Records to process:
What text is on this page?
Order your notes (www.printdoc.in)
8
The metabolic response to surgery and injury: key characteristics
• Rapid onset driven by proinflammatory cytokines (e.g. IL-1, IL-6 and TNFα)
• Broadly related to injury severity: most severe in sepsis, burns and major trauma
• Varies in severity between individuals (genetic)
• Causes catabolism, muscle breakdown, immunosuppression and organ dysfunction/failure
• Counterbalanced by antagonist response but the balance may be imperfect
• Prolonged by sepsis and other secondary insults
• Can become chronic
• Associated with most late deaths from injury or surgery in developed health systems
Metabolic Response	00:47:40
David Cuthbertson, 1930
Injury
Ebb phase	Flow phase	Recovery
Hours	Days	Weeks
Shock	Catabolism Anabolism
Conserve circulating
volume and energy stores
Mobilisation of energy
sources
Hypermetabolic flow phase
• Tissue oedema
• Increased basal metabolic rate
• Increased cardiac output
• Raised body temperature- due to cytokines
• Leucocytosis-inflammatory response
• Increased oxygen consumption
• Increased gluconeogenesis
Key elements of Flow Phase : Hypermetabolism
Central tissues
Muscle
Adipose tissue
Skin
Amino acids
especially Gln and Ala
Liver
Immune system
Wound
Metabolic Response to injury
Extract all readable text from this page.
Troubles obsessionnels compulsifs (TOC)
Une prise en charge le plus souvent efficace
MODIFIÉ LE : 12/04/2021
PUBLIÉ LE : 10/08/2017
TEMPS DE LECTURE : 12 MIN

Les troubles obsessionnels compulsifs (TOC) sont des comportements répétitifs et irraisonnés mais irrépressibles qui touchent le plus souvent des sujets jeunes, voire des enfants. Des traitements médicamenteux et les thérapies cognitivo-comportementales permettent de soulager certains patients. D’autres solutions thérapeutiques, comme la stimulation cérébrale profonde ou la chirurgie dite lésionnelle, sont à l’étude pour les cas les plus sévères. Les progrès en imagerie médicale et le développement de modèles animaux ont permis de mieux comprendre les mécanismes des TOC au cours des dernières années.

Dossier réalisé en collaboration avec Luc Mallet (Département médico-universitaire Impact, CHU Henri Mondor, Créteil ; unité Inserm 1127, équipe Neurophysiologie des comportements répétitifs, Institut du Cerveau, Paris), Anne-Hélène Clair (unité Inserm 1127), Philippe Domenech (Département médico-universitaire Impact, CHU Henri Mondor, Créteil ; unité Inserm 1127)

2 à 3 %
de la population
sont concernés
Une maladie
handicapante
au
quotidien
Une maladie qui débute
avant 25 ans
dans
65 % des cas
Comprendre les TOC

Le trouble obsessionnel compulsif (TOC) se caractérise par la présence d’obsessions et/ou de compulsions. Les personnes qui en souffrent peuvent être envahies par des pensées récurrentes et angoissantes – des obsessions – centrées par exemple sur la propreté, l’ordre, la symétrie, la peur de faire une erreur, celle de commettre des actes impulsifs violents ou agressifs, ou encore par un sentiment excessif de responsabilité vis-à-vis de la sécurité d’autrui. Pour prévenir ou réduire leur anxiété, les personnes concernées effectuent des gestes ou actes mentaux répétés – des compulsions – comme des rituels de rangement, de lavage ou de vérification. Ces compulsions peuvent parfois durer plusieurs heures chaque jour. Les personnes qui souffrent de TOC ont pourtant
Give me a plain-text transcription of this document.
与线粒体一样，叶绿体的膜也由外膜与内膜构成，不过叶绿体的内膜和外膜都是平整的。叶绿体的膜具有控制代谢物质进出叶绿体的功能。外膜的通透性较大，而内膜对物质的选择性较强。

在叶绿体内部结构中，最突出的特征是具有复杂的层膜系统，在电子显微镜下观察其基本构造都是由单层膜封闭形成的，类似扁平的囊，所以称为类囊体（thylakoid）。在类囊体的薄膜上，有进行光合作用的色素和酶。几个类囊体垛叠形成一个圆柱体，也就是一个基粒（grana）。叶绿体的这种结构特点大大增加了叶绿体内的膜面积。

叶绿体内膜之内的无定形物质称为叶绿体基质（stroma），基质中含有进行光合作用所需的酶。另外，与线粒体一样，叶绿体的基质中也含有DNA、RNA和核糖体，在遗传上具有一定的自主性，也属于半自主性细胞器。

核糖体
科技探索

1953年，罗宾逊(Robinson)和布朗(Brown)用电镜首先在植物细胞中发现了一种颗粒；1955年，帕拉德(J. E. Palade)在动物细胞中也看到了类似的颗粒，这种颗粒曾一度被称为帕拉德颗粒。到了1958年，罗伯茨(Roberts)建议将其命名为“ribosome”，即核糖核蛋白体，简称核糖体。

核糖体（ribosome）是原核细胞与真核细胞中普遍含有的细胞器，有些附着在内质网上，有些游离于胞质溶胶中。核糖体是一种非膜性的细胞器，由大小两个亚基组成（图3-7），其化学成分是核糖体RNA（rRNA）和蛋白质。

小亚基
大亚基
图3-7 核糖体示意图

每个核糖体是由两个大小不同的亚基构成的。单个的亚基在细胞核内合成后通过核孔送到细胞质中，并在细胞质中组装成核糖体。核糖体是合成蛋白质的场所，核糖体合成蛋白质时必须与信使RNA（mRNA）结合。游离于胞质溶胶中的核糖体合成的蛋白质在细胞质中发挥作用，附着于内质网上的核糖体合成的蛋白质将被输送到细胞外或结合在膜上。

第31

Exercise description: Extract every line above that contains the word "page".

Solution to this task:
What text is on this page?
Extract all readable text from this page.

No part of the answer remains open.